_Given problem_: Copy every line of the records below where the word "JSON" occurs.

_Information provided_:
## START

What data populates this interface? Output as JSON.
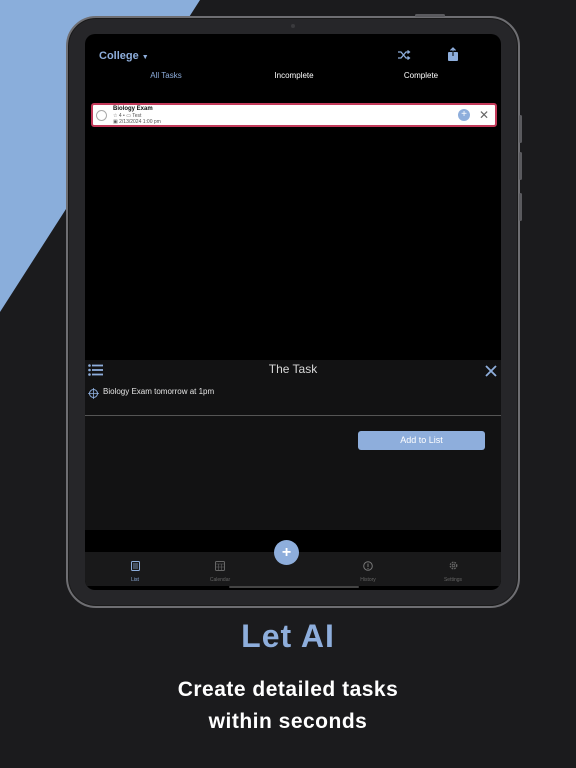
{
  "header": {
    "list_name": "College",
    "caret": "▼"
  },
  "tabs": [
    {
      "label": "All Tasks",
      "active": true
    },
    {
      "label": "Incomplete",
      "active": false
    },
    {
      "label": "Complete",
      "active": false
    }
  ],
  "task": {
    "name": "Biology Exam",
    "priority": "4",
    "category": "Test",
    "due": "2/13/2024 1:00 pm"
  },
  "sheet": {
    "title": "The Task",
    "prompt": "Biology Exam tomorrow at 1pm",
    "add_label": "Add to List"
  },
  "tabbar": [
    {
      "label": "List",
      "icon": "list-icon",
      "active": true
    },
    {
      "label": "Calendar",
      "icon": "calendar-icon",
      "active": false
    },
    {
      "label": "History",
      "icon": "history-icon",
      "active": false
    },
    {
      "label": "Settings",
      "icon": "settings-icon",
      "active": false
    }
  ],
  "fab_label": "+",
  "marketing": {
    "headline": "Let AI",
    "subline_1": "Create detailed tasks",
    "subline_2": "within seconds"
  },
  "colors": {
    "accent": "#8eaedc",
    "highlight": "#c33a5a",
    "background": "#1b1b1d",
    "stripe": "#8aaedb"
  }
}
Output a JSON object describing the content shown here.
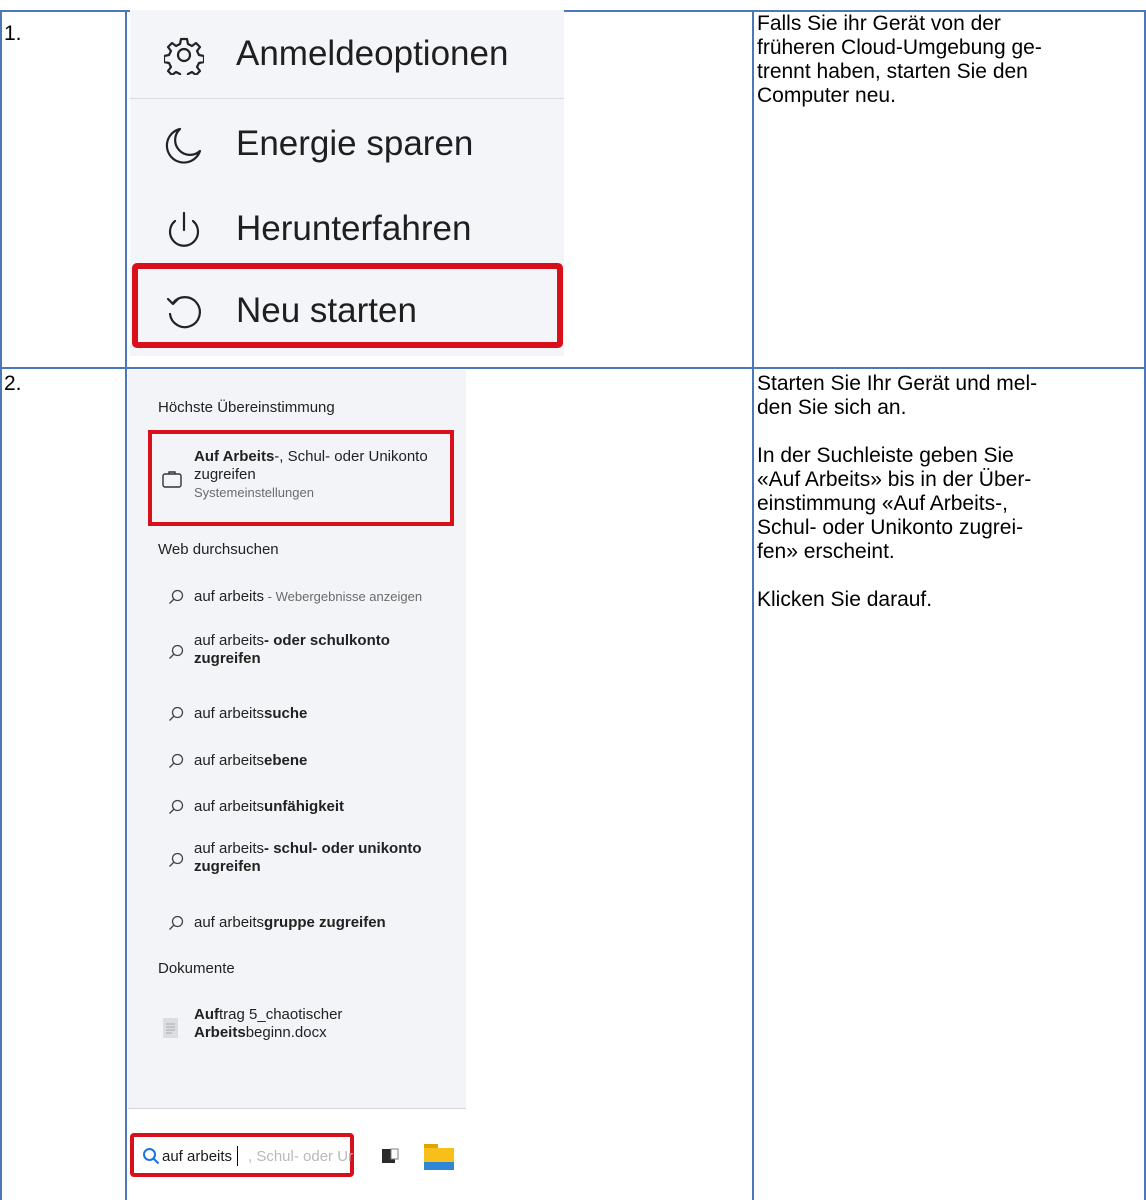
{
  "steps": [
    {
      "number": "1.",
      "instruction": [
        "Falls Sie ihr Gerät von der",
        "früheren Cloud-Umgebung ge-",
        "trennt haben, starten Sie den",
        "Computer neu."
      ]
    },
    {
      "number": "2.",
      "instruction_p1": [
        "Starten Sie Ihr Gerät und mel-",
        "den Sie sich an."
      ],
      "instruction_p2": [
        "In der Suchleiste geben Sie",
        "«Auf Arbeits» bis in der Über-",
        "einstimmung «Auf Arbeits-,",
        "Schul- oder Unikonto zugrei-",
        "fen» erscheint."
      ],
      "instruction_p3": [
        "Klicken Sie darauf."
      ]
    }
  ],
  "power_menu": {
    "items": [
      {
        "label": "Anmeldeoptionen",
        "icon": "gear-icon"
      },
      {
        "label": "Energie sparen",
        "icon": "moon-icon"
      },
      {
        "label": "Herunterfahren",
        "icon": "power-icon"
      },
      {
        "label": "Neu starten",
        "icon": "restart-icon",
        "highlighted": true
      }
    ],
    "highlight_color": "#d7101b"
  },
  "search_panel": {
    "best_match_heading": "Höchste Übereinstimmung",
    "best_match": {
      "title_bold": "Auf Arbeits",
      "title_rest": "-, Schul- oder Unikonto",
      "title_line2": "zugreifen",
      "subtitle": "Systemeinstellungen",
      "icon": "briefcase-icon"
    },
    "web_heading": "Web durchsuchen",
    "web_results": [
      {
        "normal": "auf arbeits",
        "bold": "",
        "suffix": " - Webergebnisse anzeigen",
        "line2": ""
      },
      {
        "normal": "auf arbeits",
        "bold": "- oder schulkonto",
        "suffix": "",
        "line2": "zugreifen"
      },
      {
        "normal": "auf arbeits",
        "bold": "suche",
        "suffix": "",
        "line2": ""
      },
      {
        "normal": "auf arbeits",
        "bold": "ebene",
        "suffix": "",
        "line2": ""
      },
      {
        "normal": "auf arbeits",
        "bold": "unfähigkeit",
        "suffix": "",
        "line2": ""
      },
      {
        "normal": "auf arbeits",
        "bold": "- schul- oder unikonto",
        "suffix": "",
        "line2": "zugreifen"
      },
      {
        "normal": "auf arbeits",
        "bold": "gruppe zugreifen",
        "suffix": "",
        "line2": ""
      }
    ],
    "documents_heading": "Dokumente",
    "document": {
      "line1_bold": "Auf",
      "line1_rest": "trag 5_chaotischer",
      "line2_bold": "Arbeits",
      "line2_rest": "beginn.docx",
      "icon": "document-icon"
    }
  },
  "taskbar": {
    "search_text": "auf arbeits",
    "search_ghost": ", Schul- oder Ur",
    "icons": [
      "search-icon",
      "taskview-icon",
      "file-explorer-icon"
    ]
  }
}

## END

_Solution for this task_:
What data populates this interface? Output as JSON.
Output a JSON object describing the content shown here.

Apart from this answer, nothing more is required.